Repeat the full listing, word for word.

-- Begin LISTED ENTRIES --

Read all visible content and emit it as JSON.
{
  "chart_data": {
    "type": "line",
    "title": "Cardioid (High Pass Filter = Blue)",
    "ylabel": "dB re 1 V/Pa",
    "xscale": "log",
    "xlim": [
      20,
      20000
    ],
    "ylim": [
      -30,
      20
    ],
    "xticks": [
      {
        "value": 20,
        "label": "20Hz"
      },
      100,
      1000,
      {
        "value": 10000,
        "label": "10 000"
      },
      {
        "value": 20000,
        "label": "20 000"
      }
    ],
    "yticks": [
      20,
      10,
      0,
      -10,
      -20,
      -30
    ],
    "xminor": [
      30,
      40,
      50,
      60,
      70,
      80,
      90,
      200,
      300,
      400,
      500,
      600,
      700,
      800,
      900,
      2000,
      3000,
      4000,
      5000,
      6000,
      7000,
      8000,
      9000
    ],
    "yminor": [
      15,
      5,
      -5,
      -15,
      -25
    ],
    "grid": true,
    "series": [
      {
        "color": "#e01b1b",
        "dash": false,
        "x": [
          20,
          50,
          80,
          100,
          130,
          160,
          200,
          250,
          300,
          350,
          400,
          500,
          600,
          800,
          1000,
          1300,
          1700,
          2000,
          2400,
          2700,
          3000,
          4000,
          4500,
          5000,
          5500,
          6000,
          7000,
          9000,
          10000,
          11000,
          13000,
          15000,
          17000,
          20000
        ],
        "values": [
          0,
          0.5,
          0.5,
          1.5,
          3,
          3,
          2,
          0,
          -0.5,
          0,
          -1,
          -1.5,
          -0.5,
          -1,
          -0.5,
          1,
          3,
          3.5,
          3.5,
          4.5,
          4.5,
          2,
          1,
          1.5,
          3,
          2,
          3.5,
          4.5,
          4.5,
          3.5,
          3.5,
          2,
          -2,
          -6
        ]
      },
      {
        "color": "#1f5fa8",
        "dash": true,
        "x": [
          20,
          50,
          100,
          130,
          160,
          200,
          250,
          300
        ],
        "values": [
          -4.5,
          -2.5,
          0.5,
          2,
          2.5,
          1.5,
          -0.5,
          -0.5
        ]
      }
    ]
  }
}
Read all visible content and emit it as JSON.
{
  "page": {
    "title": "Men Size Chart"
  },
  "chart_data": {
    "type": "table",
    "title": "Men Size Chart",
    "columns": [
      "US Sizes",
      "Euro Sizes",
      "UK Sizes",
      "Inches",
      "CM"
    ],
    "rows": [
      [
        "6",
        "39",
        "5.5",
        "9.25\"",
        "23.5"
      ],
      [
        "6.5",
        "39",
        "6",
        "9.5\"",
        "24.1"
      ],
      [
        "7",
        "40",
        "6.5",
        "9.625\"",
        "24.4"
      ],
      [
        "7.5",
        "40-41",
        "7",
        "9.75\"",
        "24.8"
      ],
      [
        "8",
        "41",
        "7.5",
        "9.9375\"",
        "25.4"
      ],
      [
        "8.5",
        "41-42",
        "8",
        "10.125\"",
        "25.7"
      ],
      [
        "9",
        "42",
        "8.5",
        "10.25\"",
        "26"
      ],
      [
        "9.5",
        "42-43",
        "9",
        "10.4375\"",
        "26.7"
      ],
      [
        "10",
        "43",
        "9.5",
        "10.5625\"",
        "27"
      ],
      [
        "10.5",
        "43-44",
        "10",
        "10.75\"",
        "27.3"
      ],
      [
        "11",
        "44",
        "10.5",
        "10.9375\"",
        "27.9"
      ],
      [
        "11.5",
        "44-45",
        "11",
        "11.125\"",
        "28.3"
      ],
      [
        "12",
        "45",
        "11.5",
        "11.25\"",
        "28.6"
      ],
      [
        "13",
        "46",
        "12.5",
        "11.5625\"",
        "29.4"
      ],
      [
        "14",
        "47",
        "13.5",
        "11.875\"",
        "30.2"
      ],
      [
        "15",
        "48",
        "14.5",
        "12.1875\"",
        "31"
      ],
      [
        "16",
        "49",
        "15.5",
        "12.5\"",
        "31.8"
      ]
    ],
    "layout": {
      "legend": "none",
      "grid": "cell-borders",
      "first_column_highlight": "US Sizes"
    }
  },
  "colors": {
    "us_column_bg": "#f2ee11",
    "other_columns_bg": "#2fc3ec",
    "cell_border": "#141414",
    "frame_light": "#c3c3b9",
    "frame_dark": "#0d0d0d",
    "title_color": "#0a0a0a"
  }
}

-- End LISTED ENTRIES --

=== TASK RESULT ===
Read all visible content and emit it as JSON.
{
  "chart_data": {
    "type": "line",
    "title": "Cardioid (High Pass Filter = Blue)",
    "ylabel": "dB re 1 V/Pa",
    "xscale": "log",
    "xlim": [
      20,
      20000
    ],
    "ylim": [
      -30,
      20
    ],
    "xticks": [
      {
        "value": 20,
        "label": "20Hz"
      },
      100,
      1000,
      {
        "value": 10000,
        "label": "10 000"
      },
      {
        "value": 20000,
        "label": "20 000"
      }
    ],
    "yticks": [
      20,
      10,
      0,
      -10,
      -20,
      -30
    ],
    "xminor": [
      30,
      40,
      50,
      60,
      70,
      80,
      90,
      200,
      300,
      400,
      500,
      600,
      700,
      800,
      900,
      2000,
      3000,
      4000,
      5000,
      6000,
      7000,
      8000,
      9000
    ],
    "yminor": [
      15,
      5,
      -5,
      -15,
      -25
    ],
    "grid": true,
    "series": [
      {
        "color": "#e01b1b",
        "dash": false,
        "x": [
          20,
          50,
          80,
          100,
          130,
          160,
          200,
          250,
          300,
          350,
          400,
          500,
          600,
          800,
          1000,
          1300,
          1700,
          2000,
          2400,
          2700,
          3000,
          4000,
          4500,
          5000,
          5500,
          6000,
          7000,
          9000,
          10000,
          11000,
          13000,
          15000,
          17000,
          20000
        ],
        "values": [
          0,
          0.5,
          0.5,
          1.5,
          3,
          3,
          2,
          0,
          -0.5,
          0,
          -1,
          -1.5,
          -0.5,
          -1,
          -0.5,
          1,
          3,
          3.5,
          3.5,
          4.5,
          4.5,
          2,
          1,
          1.5,
          3,
          2,
          3.5,
          4.5,
          4.5,
          3.5,
          3.5,
          2,
          -2,
          -6
        ]
      },
      {
        "color": "#1f5fa8",
        "dash": true,
        "x": [
          20,
          50,
          100,
          130,
          160,
          200,
          250,
          300
        ],
        "values": [
          -4.5,
          -2.5,
          0.5,
          2,
          2.5,
          1.5,
          -0.5,
          -0.5
        ]
      }
    ]
  }
}
Read all visible content and emit it as JSON.
{
  "page": {
    "title": "Men Size Chart"
  },
  "chart_data": {
    "type": "table",
    "title": "Men Size Chart",
    "columns": [
      "US Sizes",
      "Euro Sizes",
      "UK Sizes",
      "Inches",
      "CM"
    ],
    "rows": [
      [
        "6",
        "39",
        "5.5",
        "9.25\"",
        "23.5"
      ],
      [
        "6.5",
        "39",
        "6",
        "9.5\"",
        "24.1"
      ],
      [
        "7",
        "40",
        "6.5",
        "9.625\"",
        "24.4"
      ],
      [
        "7.5",
        "40-41",
        "7",
        "9.75\"",
        "24.8"
      ],
      [
        "8",
        "41",
        "7.5",
        "9.9375\"",
        "25.4"
      ],
      [
        "8.5",
        "41-42",
        "8",
        "10.125\"",
        "25.7"
      ],
      [
        "9",
        "42",
        "8.5",
        "10.25\"",
        "26"
      ],
      [
        "9.5",
        "42-43",
        "9",
        "10.4375\"",
        "26.7"
      ],
      [
        "10",
        "43",
        "9.5",
        "10.5625\"",
        "27"
      ],
      [
        "10.5",
        "43-44",
        "10",
        "10.75\"",
        "27.3"
      ],
      [
        "11",
        "44",
        "10.5",
        "10.9375\"",
        "27.9"
      ],
      [
        "11.5",
        "44-45",
        "11",
        "11.125\"",
        "28.3"
      ],
      [
        "12",
        "45",
        "11.5",
        "11.25\"",
        "28.6"
      ],
      [
        "13",
        "46",
        "12.5",
        "11.5625\"",
        "29.4"
      ],
      [
        "14",
        "47",
        "13.5",
        "11.875\"",
        "30.2"
      ],
      [
        "15",
        "48",
        "14.5",
        "12.1875\"",
        "31"
      ],
      [
        "16",
        "49",
        "15.5",
        "12.5\"",
        "31.8"
      ]
    ],
    "layout": {
      "legend": "none",
      "grid": "cell-borders",
      "first_column_highlight": "US Sizes"
    }
  },
  "colors": {
    "us_column_bg": "#f2ee11",
    "other_columns_bg": "#2fc3ec",
    "cell_border": "#141414",
    "frame_light": "#c3c3b9",
    "frame_dark": "#0d0d0d",
    "title_color": "#0a0a0a"
  }
}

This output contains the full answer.